**WHAT TO WORK ON**
Go through the entries below and copy each line containing the word "vehicle".

Dataset items
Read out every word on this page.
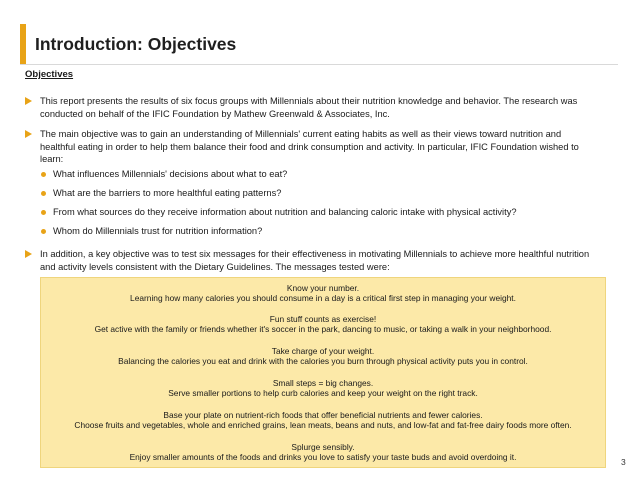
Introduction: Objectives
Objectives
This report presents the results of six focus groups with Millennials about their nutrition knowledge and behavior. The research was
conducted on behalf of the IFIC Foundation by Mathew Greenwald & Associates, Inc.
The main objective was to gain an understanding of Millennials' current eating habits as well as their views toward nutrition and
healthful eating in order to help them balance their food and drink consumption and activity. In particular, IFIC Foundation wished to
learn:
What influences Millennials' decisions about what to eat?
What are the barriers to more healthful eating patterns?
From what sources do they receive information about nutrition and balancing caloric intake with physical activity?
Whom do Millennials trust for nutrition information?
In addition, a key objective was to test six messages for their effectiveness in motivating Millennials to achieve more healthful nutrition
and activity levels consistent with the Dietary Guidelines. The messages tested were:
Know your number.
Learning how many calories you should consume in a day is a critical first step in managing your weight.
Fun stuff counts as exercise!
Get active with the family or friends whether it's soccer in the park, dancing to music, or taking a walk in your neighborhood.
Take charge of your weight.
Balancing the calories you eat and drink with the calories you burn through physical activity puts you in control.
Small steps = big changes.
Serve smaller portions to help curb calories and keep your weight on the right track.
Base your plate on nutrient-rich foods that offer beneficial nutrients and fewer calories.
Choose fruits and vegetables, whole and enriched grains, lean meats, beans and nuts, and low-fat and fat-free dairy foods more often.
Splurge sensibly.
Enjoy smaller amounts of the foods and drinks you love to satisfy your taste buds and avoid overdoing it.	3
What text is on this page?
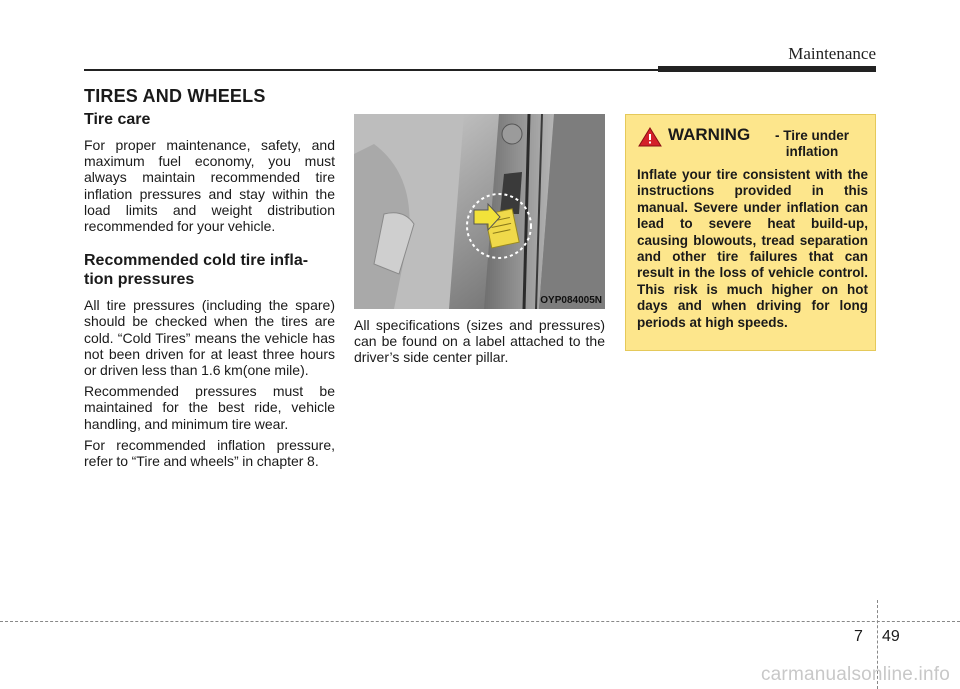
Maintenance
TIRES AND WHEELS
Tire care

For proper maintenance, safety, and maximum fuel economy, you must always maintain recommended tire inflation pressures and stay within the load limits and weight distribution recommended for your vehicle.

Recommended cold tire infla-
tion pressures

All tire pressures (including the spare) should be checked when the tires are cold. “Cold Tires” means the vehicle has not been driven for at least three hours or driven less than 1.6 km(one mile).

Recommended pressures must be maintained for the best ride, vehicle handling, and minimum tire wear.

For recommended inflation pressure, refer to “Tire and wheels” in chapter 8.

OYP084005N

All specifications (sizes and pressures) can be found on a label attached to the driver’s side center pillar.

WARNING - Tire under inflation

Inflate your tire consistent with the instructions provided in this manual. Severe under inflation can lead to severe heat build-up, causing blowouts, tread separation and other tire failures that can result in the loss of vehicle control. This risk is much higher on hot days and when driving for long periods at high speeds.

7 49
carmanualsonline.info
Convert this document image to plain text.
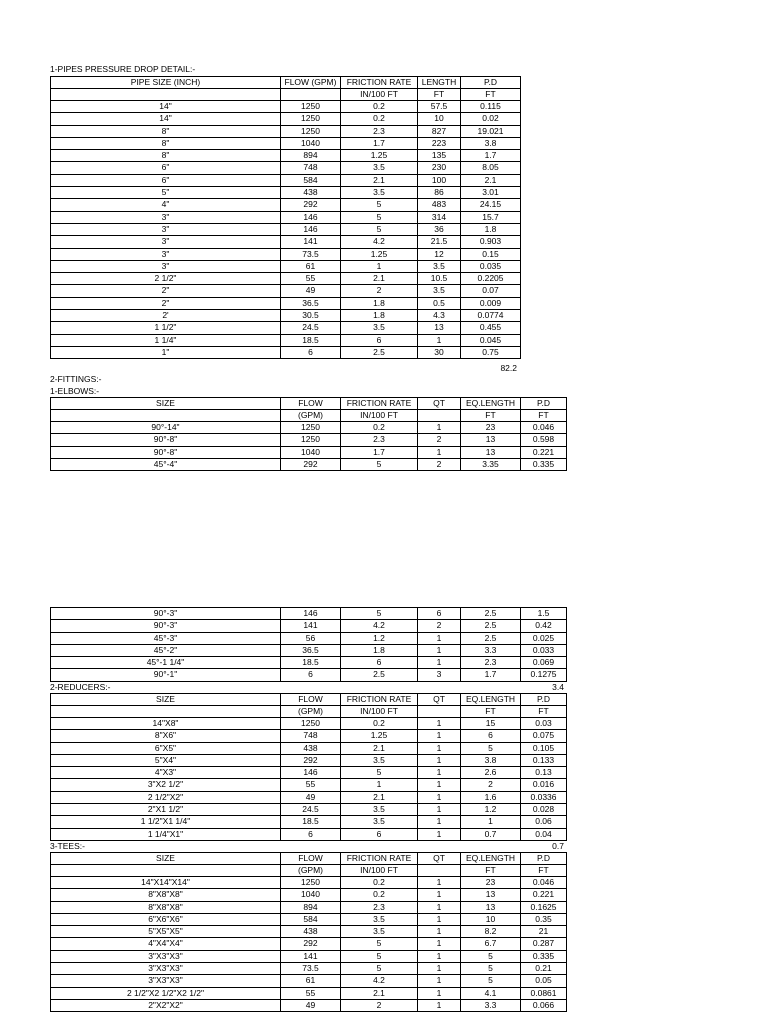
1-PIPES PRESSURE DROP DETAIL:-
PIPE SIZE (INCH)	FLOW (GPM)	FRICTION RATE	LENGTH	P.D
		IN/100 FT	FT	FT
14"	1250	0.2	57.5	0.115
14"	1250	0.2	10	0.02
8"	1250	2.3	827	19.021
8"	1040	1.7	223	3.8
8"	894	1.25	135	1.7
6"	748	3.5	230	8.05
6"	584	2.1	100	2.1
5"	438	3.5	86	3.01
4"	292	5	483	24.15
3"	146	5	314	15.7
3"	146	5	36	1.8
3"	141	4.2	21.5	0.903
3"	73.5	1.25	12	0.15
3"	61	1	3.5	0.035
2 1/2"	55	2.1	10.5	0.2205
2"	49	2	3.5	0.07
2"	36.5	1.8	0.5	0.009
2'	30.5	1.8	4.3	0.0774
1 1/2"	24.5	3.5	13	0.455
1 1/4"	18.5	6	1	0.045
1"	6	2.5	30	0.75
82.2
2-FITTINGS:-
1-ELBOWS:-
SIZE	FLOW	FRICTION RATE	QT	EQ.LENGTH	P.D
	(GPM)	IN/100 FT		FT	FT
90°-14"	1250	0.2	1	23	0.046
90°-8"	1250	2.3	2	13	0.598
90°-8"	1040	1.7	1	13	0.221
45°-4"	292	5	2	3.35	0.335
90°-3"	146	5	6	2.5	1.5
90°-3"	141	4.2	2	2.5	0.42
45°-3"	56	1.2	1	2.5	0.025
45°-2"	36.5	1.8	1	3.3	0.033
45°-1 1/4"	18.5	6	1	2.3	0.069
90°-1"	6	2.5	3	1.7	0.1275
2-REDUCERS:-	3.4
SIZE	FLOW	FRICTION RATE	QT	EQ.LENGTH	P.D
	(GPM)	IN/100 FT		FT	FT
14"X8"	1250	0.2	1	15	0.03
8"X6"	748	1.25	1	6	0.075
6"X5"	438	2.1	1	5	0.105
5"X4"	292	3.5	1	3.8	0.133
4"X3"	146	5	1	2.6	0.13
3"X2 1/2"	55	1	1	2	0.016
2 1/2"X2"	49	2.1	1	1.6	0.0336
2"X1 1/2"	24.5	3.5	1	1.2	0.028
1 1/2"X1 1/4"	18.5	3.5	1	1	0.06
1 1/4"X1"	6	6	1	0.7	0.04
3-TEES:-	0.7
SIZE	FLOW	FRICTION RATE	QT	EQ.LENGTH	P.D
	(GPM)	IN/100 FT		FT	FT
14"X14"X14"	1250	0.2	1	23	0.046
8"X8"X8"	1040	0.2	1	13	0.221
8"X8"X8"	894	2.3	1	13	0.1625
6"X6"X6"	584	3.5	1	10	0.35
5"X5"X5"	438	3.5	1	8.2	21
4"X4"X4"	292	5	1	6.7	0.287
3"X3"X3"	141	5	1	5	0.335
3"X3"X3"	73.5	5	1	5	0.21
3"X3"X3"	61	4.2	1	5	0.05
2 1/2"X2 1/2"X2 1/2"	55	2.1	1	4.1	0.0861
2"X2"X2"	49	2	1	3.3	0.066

--

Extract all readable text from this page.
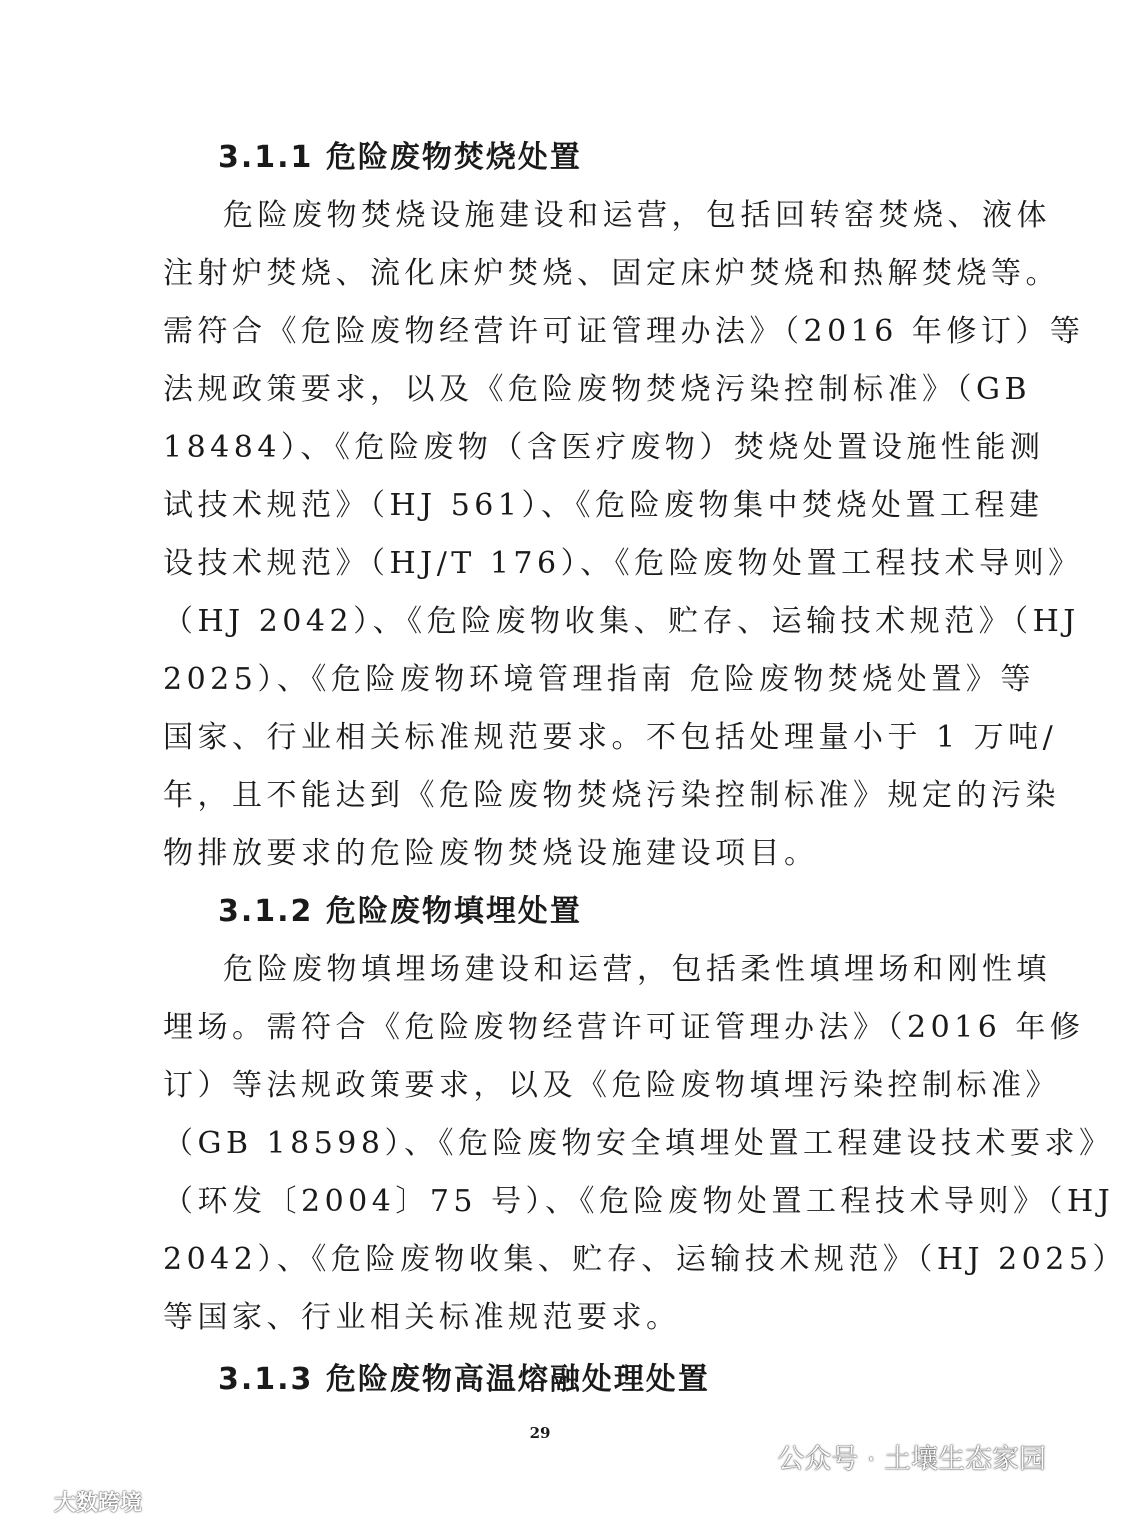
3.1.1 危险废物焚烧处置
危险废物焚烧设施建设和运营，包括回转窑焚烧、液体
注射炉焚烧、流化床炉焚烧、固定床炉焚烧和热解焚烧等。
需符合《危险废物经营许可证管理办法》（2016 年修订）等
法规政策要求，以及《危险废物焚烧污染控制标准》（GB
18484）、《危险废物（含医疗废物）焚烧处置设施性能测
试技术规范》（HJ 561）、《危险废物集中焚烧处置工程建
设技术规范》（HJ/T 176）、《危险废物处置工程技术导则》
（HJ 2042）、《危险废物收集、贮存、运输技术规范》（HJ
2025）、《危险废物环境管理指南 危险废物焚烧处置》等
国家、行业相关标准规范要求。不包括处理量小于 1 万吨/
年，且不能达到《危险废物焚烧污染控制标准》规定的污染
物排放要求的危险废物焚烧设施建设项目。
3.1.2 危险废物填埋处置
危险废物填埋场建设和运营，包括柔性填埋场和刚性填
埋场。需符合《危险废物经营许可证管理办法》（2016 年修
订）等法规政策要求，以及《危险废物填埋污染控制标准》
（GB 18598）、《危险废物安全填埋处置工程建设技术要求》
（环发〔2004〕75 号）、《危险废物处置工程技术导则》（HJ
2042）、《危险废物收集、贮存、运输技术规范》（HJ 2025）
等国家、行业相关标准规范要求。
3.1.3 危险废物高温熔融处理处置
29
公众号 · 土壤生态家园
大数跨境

**RESULT OF THE TASK**
For proper maintenance, safety, and maximum fuel economy, you must always maintain recommended tire inflation pressures and stay within the load limits and weight distribution recommended for your vehicle.
All tire pressures (including the spare) should be checked when the tires are cold. “Cold Tires” means the vehicle has not been driven for at least three hours or driven less than 1.6 km(one mile).
Recommended pressures must be maintained for the best ride, vehicle handling, and minimum tire wear.
Inflate your tire consistent with the instructions provided in this manual. Severe under inflation can lead to severe heat build-up, causing blowouts, tread separation and other tire failures that can result in the loss of vehicle control. This risk is much higher on hot days and when driving for long periods at high speeds.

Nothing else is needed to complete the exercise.